(A block of data)
▼▼▼
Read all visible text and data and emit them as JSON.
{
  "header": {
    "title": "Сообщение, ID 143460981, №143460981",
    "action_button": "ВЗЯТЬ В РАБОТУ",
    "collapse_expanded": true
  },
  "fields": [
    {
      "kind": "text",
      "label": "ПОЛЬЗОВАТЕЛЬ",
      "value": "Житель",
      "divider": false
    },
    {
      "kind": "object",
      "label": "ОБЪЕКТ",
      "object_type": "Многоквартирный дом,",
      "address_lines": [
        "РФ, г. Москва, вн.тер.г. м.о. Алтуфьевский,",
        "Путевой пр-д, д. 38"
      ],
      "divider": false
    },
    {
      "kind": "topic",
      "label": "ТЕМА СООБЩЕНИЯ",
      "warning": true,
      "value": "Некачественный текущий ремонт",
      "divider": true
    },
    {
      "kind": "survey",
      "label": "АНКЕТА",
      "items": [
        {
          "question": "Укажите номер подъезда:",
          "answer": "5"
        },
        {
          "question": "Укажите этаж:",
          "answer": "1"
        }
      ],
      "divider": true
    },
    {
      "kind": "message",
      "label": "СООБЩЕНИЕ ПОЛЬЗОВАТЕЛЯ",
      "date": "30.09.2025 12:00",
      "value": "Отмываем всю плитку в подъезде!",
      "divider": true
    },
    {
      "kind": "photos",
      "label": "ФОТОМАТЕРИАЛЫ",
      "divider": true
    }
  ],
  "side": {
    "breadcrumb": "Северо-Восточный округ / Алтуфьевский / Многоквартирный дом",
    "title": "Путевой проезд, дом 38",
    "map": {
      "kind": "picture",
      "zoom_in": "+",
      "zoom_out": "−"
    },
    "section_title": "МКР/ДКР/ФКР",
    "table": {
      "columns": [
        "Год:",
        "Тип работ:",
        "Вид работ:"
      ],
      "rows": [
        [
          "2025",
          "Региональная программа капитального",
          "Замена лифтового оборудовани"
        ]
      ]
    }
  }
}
▲▲▲
» Exercise requirements
Give back each line above precisely as it stands.

» Result of the task
Read all visible text and data and emit them as JSON.
{
  "header": {
    "title": "Сообщение, ID 143460981, №143460981",
    "action_button": "ВЗЯТЬ В РАБОТУ",
    "collapse_expanded": true
  },
  "fields": [
    {
      "kind": "text",
      "label": "ПОЛЬЗОВАТЕЛЬ",
      "value": "Житель",
      "divider": false
    },
    {
      "kind": "object",
      "label": "ОБЪЕКТ",
      "object_type": "Многоквартирный дом,",
      "address_lines": [
        "РФ, г. Москва, вн.тер.г. м.о. Алтуфьевский,",
        "Путевой пр-д, д. 38"
      ],
      "divider": false
    },
    {
      "kind": "topic",
      "label": "ТЕМА СООБЩЕНИЯ",
      "warning": true,
      "value": "Некачественный текущий ремонт",
      "divider": true
    },
    {
      "kind": "survey",
      "label": "АНКЕТА",
      "items": [
        {
          "question": "Укажите номер подъезда:",
          "answer": "5"
        },
        {
          "question": "Укажите этаж:",
          "answer": "1"
        }
      ],
      "divider": true
    },
    {
      "kind": "message",
      "label": "СООБЩЕНИЕ ПОЛЬЗОВАТЕЛЯ",
      "date": "30.09.2025 12:00",
      "value": "Отмываем всю плитку в подъезде!",
      "divider": true
    },
    {
      "kind": "photos",
      "label": "ФОТОМАТЕРИАЛЫ",
      "divider": true
    }
  ],
  "side": {
    "breadcrumb": "Северо-Восточный округ / Алтуфьевский / Многоквартирный дом",
    "title": "Путевой проезд, дом 38",
    "map": {
      "kind": "picture",
      "zoom_in": "+",
      "zoom_out": "−"
    },
    "section_title": "МКР/ДКР/ФКР",
    "table": {
      "columns": [
        "Год:",
        "Тип работ:",
        "Вид работ:"
      ],
      "rows": [
        [
          "2025",
          "Региональная программа капитального",
          "Замена лифтового оборудовани"
        ]
      ]
    }
  }
}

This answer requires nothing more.